** Task description **
Can you quote the records below in full, word for word?

* Start *

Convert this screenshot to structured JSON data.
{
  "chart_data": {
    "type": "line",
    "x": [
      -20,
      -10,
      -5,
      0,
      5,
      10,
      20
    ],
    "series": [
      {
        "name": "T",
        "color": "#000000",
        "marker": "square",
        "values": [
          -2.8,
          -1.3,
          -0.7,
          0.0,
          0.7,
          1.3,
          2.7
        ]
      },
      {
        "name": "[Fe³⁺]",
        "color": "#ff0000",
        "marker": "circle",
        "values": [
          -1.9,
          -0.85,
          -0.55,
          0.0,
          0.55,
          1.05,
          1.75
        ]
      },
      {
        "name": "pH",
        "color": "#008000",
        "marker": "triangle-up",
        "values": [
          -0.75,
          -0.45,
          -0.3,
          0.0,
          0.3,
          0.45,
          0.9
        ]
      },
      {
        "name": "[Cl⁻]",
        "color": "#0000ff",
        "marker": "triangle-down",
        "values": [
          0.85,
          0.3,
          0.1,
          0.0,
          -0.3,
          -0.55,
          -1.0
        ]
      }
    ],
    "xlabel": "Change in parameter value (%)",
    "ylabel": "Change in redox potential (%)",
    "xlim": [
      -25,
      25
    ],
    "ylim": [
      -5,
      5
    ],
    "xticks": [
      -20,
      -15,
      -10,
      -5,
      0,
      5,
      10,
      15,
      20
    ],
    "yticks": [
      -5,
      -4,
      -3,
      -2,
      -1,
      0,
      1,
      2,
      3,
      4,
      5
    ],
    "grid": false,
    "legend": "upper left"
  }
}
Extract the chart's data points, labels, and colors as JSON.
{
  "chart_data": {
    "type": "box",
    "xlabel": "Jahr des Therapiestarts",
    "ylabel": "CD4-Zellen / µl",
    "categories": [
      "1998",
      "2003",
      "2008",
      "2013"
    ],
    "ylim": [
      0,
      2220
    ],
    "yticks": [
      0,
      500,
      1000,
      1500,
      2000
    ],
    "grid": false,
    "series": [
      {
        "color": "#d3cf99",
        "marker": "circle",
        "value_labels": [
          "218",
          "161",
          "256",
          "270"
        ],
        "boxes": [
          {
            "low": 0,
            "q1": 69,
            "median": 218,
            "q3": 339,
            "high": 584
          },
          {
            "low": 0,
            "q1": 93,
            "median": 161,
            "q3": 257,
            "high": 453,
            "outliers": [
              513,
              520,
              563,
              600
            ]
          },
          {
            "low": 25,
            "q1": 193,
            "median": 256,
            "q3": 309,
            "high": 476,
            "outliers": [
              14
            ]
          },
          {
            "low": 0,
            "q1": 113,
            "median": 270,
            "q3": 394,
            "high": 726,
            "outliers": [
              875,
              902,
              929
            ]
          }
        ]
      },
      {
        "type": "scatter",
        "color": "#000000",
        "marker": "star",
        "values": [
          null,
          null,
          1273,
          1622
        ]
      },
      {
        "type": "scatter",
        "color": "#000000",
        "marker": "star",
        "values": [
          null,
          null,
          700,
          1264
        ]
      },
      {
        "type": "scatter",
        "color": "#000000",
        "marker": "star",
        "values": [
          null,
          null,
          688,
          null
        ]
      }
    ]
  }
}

* End *

** Result of this task **
Convert this screenshot to structured JSON data.
{
  "chart_data": {
    "type": "line",
    "x": [
      -20,
      -10,
      -5,
      0,
      5,
      10,
      20
    ],
    "series": [
      {
        "name": "T",
        "color": "#000000",
        "marker": "square",
        "values": [
          -2.8,
          -1.3,
          -0.7,
          0.0,
          0.7,
          1.3,
          2.7
        ]
      },
      {
        "name": "[Fe³⁺]",
        "color": "#ff0000",
        "marker": "circle",
        "values": [
          -1.9,
          -0.85,
          -0.55,
          0.0,
          0.55,
          1.05,
          1.75
        ]
      },
      {
        "name": "pH",
        "color": "#008000",
        "marker": "triangle-up",
        "values": [
          -0.75,
          -0.45,
          -0.3,
          0.0,
          0.3,
          0.45,
          0.9
        ]
      },
      {
        "name": "[Cl⁻]",
        "color": "#0000ff",
        "marker": "triangle-down",
        "values": [
          0.85,
          0.3,
          0.1,
          0.0,
          -0.3,
          -0.55,
          -1.0
        ]
      }
    ],
    "xlabel": "Change in parameter value (%)",
    "ylabel": "Change in redox potential (%)",
    "xlim": [
      -25,
      25
    ],
    "ylim": [
      -5,
      5
    ],
    "xticks": [
      -20,
      -15,
      -10,
      -5,
      0,
      5,
      10,
      15,
      20
    ],
    "yticks": [
      -5,
      -4,
      -3,
      -2,
      -1,
      0,
      1,
      2,
      3,
      4,
      5
    ],
    "grid": false,
    "legend": "upper left"
  }
}
Extract the chart's data points, labels, and colors as JSON.
{
  "chart_data": {
    "type": "box",
    "xlabel": "Jahr des Therapiestarts",
    "ylabel": "CD4-Zellen / µl",
    "categories": [
      "1998",
      "2003",
      "2008",
      "2013"
    ],
    "ylim": [
      0,
      2220
    ],
    "yticks": [
      0,
      500,
      1000,
      1500,
      2000
    ],
    "grid": false,
    "series": [
      {
        "color": "#d3cf99",
        "marker": "circle",
        "value_labels": [
          "218",
          "161",
          "256",
          "270"
        ],
        "boxes": [
          {
            "low": 0,
            "q1": 69,
            "median": 218,
            "q3": 339,
            "high": 584
          },
          {
            "low": 0,
            "q1": 93,
            "median": 161,
            "q3": 257,
            "high": 453,
            "outliers": [
              513,
              520,
              563,
              600
            ]
          },
          {
            "low": 25,
            "q1": 193,
            "median": 256,
            "q3": 309,
            "high": 476,
            "outliers": [
              14
            ]
          },
          {
            "low": 0,
            "q1": 113,
            "median": 270,
            "q3": 394,
            "high": 726,
            "outliers": [
              875,
              902,
              929
            ]
          }
        ]
      },
      {
        "type": "scatter",
        "color": "#000000",
        "marker": "star",
        "values": [
          null,
          null,
          1273,
          1622
        ]
      },
      {
        "type": "scatter",
        "color": "#000000",
        "marker": "star",
        "values": [
          null,
          null,
          700,
          1264
        ]
      },
      {
        "type": "scatter",
        "color": "#000000",
        "marker": "star",
        "values": [
          null,
          null,
          688,
          null
        ]
      }
    ]
  }
}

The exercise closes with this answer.